Items listed in a dataset:
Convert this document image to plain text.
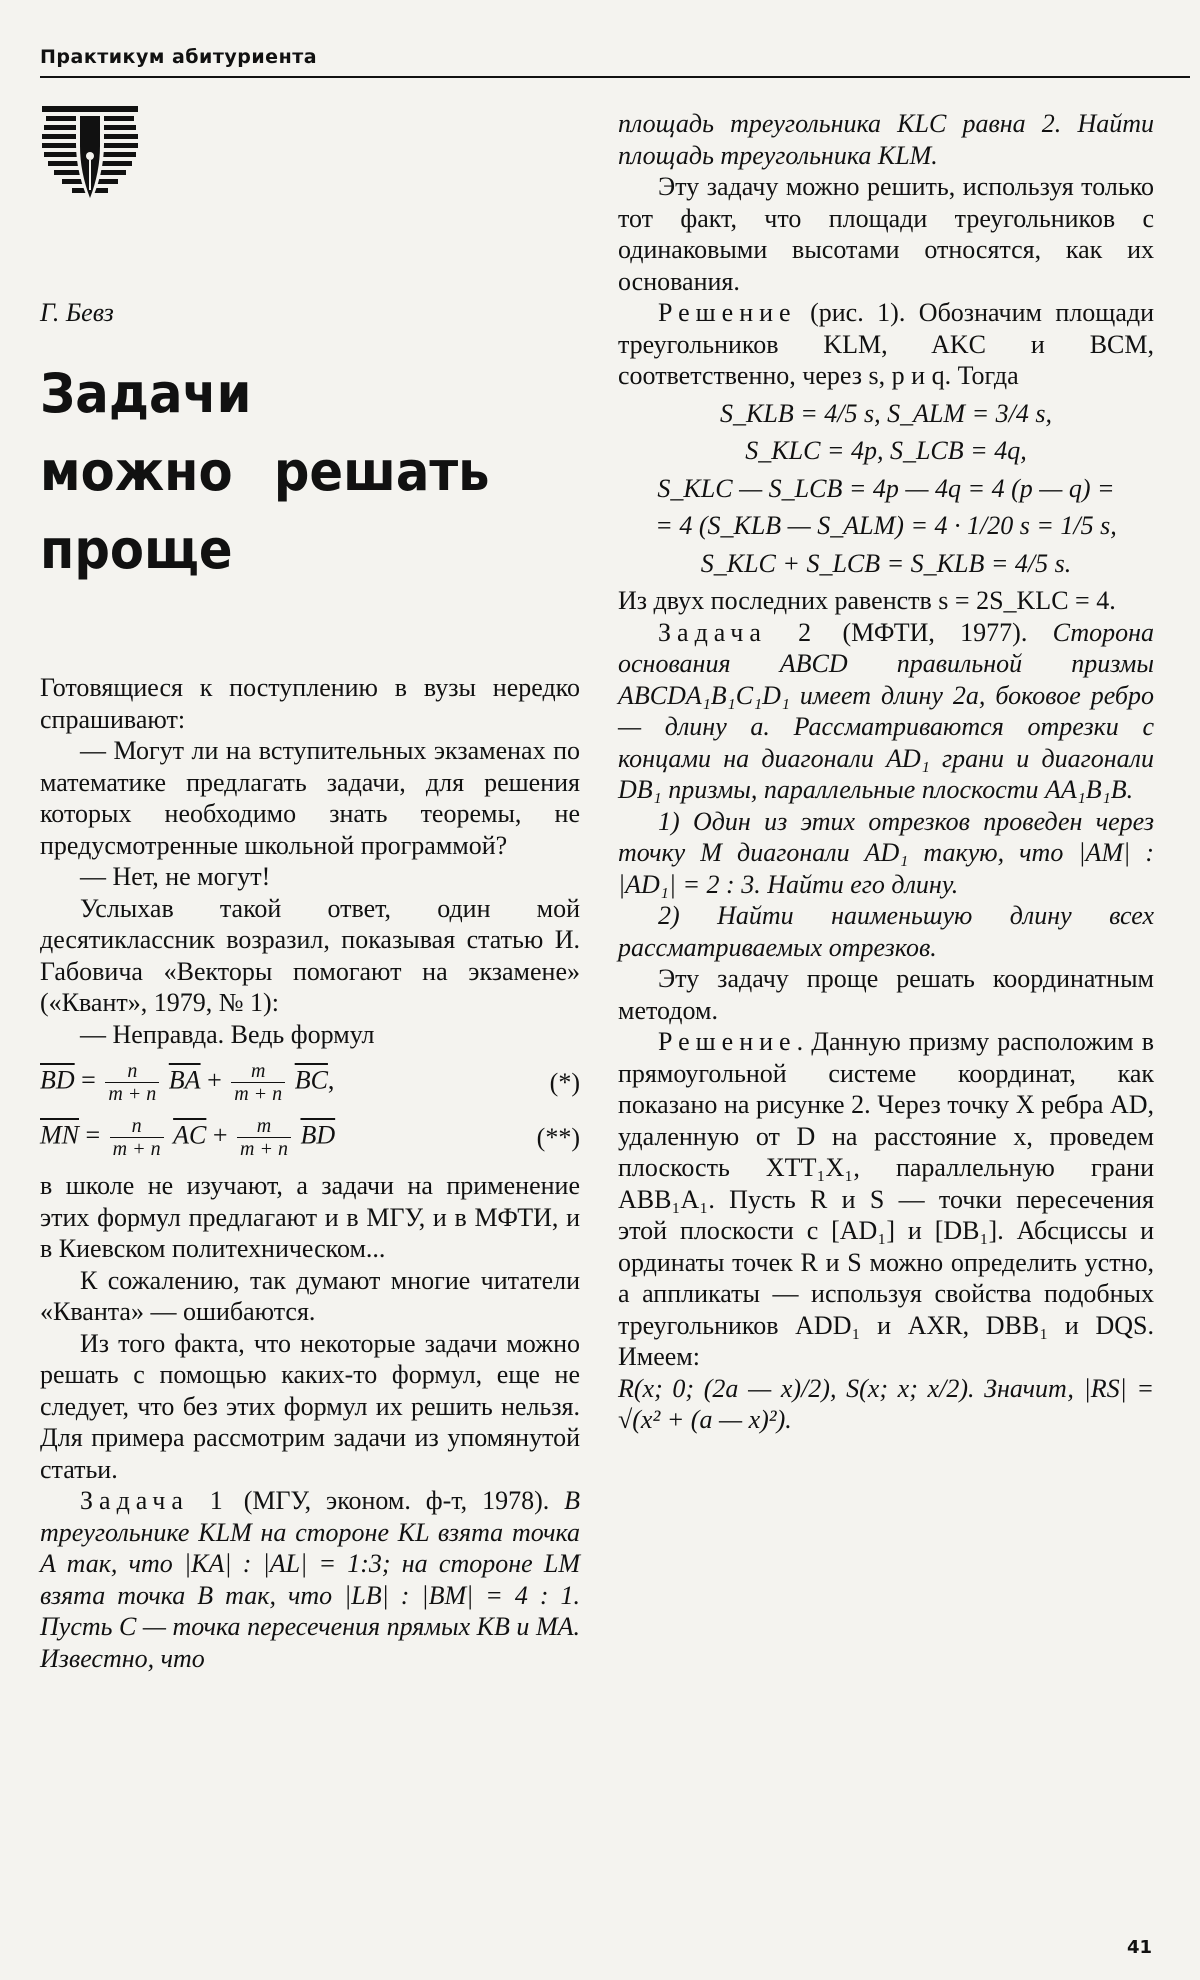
Практикум абитуриента
Г. Бевз
Задачи
можно решать
проще

Готовящиеся к поступлению в вузы нередко спрашивают:

— Могут ли на вступительных экзаменах по математике предлагать задачи, для решения которых необходимо знать теоремы, не предусмотренные школьной программой?

— Нет, не могут!

Услыхав такой ответ, один мой десятиклассник возразил, показывая статью И. Габовича «Векторы помогают на экзамене» («Квант», 1979, № 1):

— Неправда. Ведь формул

$\overline{BD} = \frac{n}{m + n} \overline{BA} + \frac{m}{m + n} \overline{BC}$,	(*)
$\overline{MN} = \frac{n}{m + n} \overline{AC} + \frac{m}{m + n} \overline{BD}$	(**)

в школе не изучают, а задачи на применение этих формул предлагают и в МГУ, и в МФТИ, и в Киевском политехническом...

К сожалению, так думают многие читатели «Кванта» — ошибаются.

Из того факта, что некоторые задачи можно решать с помощью каких-то формул, еще не следует, что без этих формул их решить нельзя. Для примера рассмотрим задачи из упомянутой статьи.

Задача 1 (МГУ, эконом. ф-т, 1978). В треугольнике KLM на стороне KL взята точка A так, что |KA| : |AL| = 1:3; на стороне LM взята точка B так, что |LB| : |BM| = 4 : 1. Пусть C — точка пересечения прямых KB и MA. Известно, что

площадь треугольника KLC равна 2. Найти площадь треугольника KLM.

Эту задачу можно решить, используя только тот факт, что площади треугольников с одинаковыми высотами относятся, как их основания.

Решение (рис. 1). Обозначим площади треугольников KLM, AKC и BCM, соответственно, через s, p и q. Тогда

S_KLB = 4/5 s, S_ALM = 3/4 s,
S_KLC = 4p, S_LCB = 4q,
S_KLC — S_LCB = 4p — 4q = 4 (p — q) =
= 4 (S_KLB — S_ALM) = 4 · 1/20 s = 1/5 s,
S_KLC + S_LCB = S_KLB = 4/5 s.

Из двух последних равенств s = 2S_KLC = 4.

Задача 2 (МФТИ, 1977). Сторона основания ABCD правильной призмы ABCDA₁B₁C₁D₁ имеет длину 2a, боковое ребро — длину a. Рассматриваются отрезки с концами на диагонали AD₁ грани и диагонали DB₁ призмы, параллельные плоскости AA₁B₁B.

1) Один из этих отрезков проведен через точку M диагонали AD₁ такую, что |AM| : |AD₁| = 2 : 3. Найти его длину.

2) Найти наименьшую длину всех рассматриваемых отрезков.

Эту задачу проще решать координатным методом.

Решение. Данную призму расположим в прямоугольной системе координат, как показано на рисунке 2. Через точку X ребра AD, удаленную от D на расстояние x, проведем плоскость XTT₁X₁, параллельную грани ABB₁A₁. Пусть R и S — точки пересечения этой плоскости с [AD₁] и [DB₁]. Абсциссы и ординаты точек R и S можно определить устно, а аппликаты — используя свойства подобных треугольников ADD₁ и AXR, DBB₁ и DQS. Имеем:

R(x; 0; (2a — x)/2), S(x; x; x/2). Значит, |RS| = √(x² + (a — x)²).

41
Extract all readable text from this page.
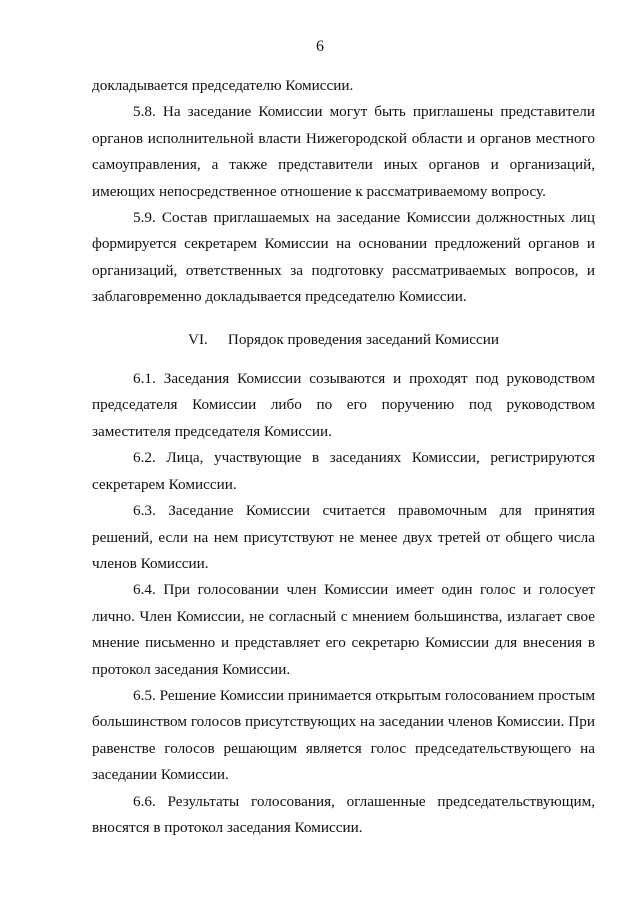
6

докладывается председателю Комиссии.

5.8. На заседание Комиссии могут быть приглашены представители органов исполнительной власти Нижегородской области и органов местного самоуправления, а также представители иных органов и организаций, имеющих непосредственное отношение к рассматриваемому вопросу.

5.9. Состав приглашаемых на заседание Комиссии должностных лиц формируется секретарем Комиссии на основании предложений органов и организаций, ответственных за подготовку рассматриваемых вопросов, и заблаговременно докладывается председателю Комиссии.

VI. Порядок проведения заседаний Комиссии

6.1. Заседания Комиссии созываются и проходят под руководством председателя Комиссии либо по его поручению под руководством заместителя председателя Комиссии.

6.2. Лица, участвующие в заседаниях Комиссии, регистрируются секретарем Комиссии.

6.3. Заседание Комиссии считается правомочным для принятия решений, если на нем присутствуют не менее двух третей от общего числа членов Комиссии.

6.4. При голосовании член Комиссии имеет один голос и голосует лично. Член Комиссии, не согласный с мнением большинства, излагает свое мнение письменно и представляет его секретарю Комиссии для внесения в протокол заседания Комиссии.

6.5. Решение Комиссии принимается открытым голосованием простым большинством голосов присутствующих на заседании членов Комиссии. При равенстве голосов решающим является голос председательствующего на заседании Комиссии.

6.6. Результаты голосования, оглашенные председательствующим, вносятся в протокол заседания Комиссии.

REQUEST >>
Retype every entry verbatim and exclude the pictures from the copy.

TASK ANSWER >>
Convert this document image to plain text.
Практикум абитуриента
Г. Бевз
Задачи
можно решать
проще

Готовящиеся к поступлению в вузы нередко спрашивают:

— Могут ли на вступительных экзаменах по математике предлагать задачи, для решения которых необходимо знать теоремы, не предусмотренные школьной программой?

— Нет, не могут!

Услыхав такой ответ, один мой десятиклассник возразил, показывая статью И. Габовича «Векторы помогают на экзамене» («Квант», 1979, № 1):

— Неправда. Ведь формул

$\overline{BD} = \frac{n}{m + n} \overline{BA} + \frac{m}{m + n} \overline{BC}$,	(*)
$\overline{MN} = \frac{n}{m + n} \overline{AC} + \frac{m}{m + n} \overline{BD}$	(**)

в школе не изучают, а задачи на применение этих формул предлагают и в МГУ, и в МФТИ, и в Киевском политехническом...

К сожалению, так думают многие читатели «Кванта» — ошибаются.

Из того факта, что некоторые задачи можно решать с помощью каких-то формул, еще не следует, что без этих формул их решить нельзя. Для примера рассмотрим задачи из упомянутой статьи.

Задача 1 (МГУ, эконом. ф-т, 1978). В треугольнике KLM на стороне KL взята точка A так, что |KA| : |AL| = 1:3; на стороне LM взята точка B так, что |LB| : |BM| = 4 : 1. Пусть C — точка пересечения прямых KB и MA. Известно, что

площадь треугольника KLC равна 2. Найти площадь треугольника KLM.

Эту задачу можно решить, используя только тот факт, что площади треугольников с одинаковыми высотами относятся, как их основания.

Решение (рис. 1). Обозначим площади треугольников KLM, AKC и BCM, соответственно, через s, p и q. Тогда

S_KLB = 4/5 s, S_ALM = 3/4 s,
S_KLC = 4p, S_LCB = 4q,
S_KLC — S_LCB = 4p — 4q = 4 (p — q) =
= 4 (S_KLB — S_ALM) = 4 · 1/20 s = 1/5 s,
S_KLC + S_LCB = S_KLB = 4/5 s.

Из двух последних равенств s = 2S_KLC = 4.

Задача 2 (МФТИ, 1977). Сторона основания ABCD правильной призмы ABCDA₁B₁C₁D₁ имеет длину 2a, боковое ребро — длину a. Рассматриваются отрезки с концами на диагонали AD₁ грани и диагонали DB₁ призмы, параллельные плоскости AA₁B₁B.

1) Один из этих отрезков проведен через точку M диагонали AD₁ такую, что |AM| : |AD₁| = 2 : 3. Найти его длину.

2) Найти наименьшую длину всех рассматриваемых отрезков.

Эту задачу проще решать координатным методом.

Решение. Данную призму расположим в прямоугольной системе координат, как показано на рисунке 2. Через точку X ребра AD, удаленную от D на расстояние x, проведем плоскость XTT₁X₁, параллельную грани ABB₁A₁. Пусть R и S — точки пересечения этой плоскости с [AD₁] и [DB₁]. Абсциссы и ординаты точек R и S можно определить устно, а аппликаты — используя свойства подобных треугольников ADD₁ и AXR, DBB₁ и DQS. Имеем:

R(x; 0; (2a — x)/2), S(x; x; x/2). Значит, |RS| = √(x² + (a — x)²).

41
Extract all readable text from this page.
6

докладывается председателю Комиссии.

5.8. На заседание Комиссии могут быть приглашены представители органов исполнительной власти Нижегородской области и органов местного самоуправления, а также представители иных органов и организаций, имеющих непосредственное отношение к рассматриваемому вопросу.

5.9. Состав приглашаемых на заседание Комиссии должностных лиц формируется секретарем Комиссии на основании предложений органов и организаций, ответственных за подготовку рассматриваемых вопросов, и заблаговременно докладывается председателю Комиссии.

VI. Порядок проведения заседаний Комиссии

6.1. Заседания Комиссии созываются и проходят под руководством председателя Комиссии либо по его поручению под руководством заместителя председателя Комиссии.

6.2. Лица, участвующие в заседаниях Комиссии, регистрируются секретарем Комиссии.

6.3. Заседание Комиссии считается правомочным для принятия решений, если на нем присутствуют не менее двух третей от общего числа членов Комиссии.

6.4. При голосовании член Комиссии имеет один голос и голосует лично. Член Комиссии, не согласный с мнением большинства, излагает свое мнение письменно и представляет его секретарю Комиссии для внесения в протокол заседания Комиссии.

6.5. Решение Комиссии принимается открытым голосованием простым большинством голосов присутствующих на заседании членов Комиссии. При равенстве голосов решающим является голос председательствующего на заседании Комиссии.

6.6. Результаты голосования, оглашенные председательствующим, вносятся в протокол заседания Комиссии.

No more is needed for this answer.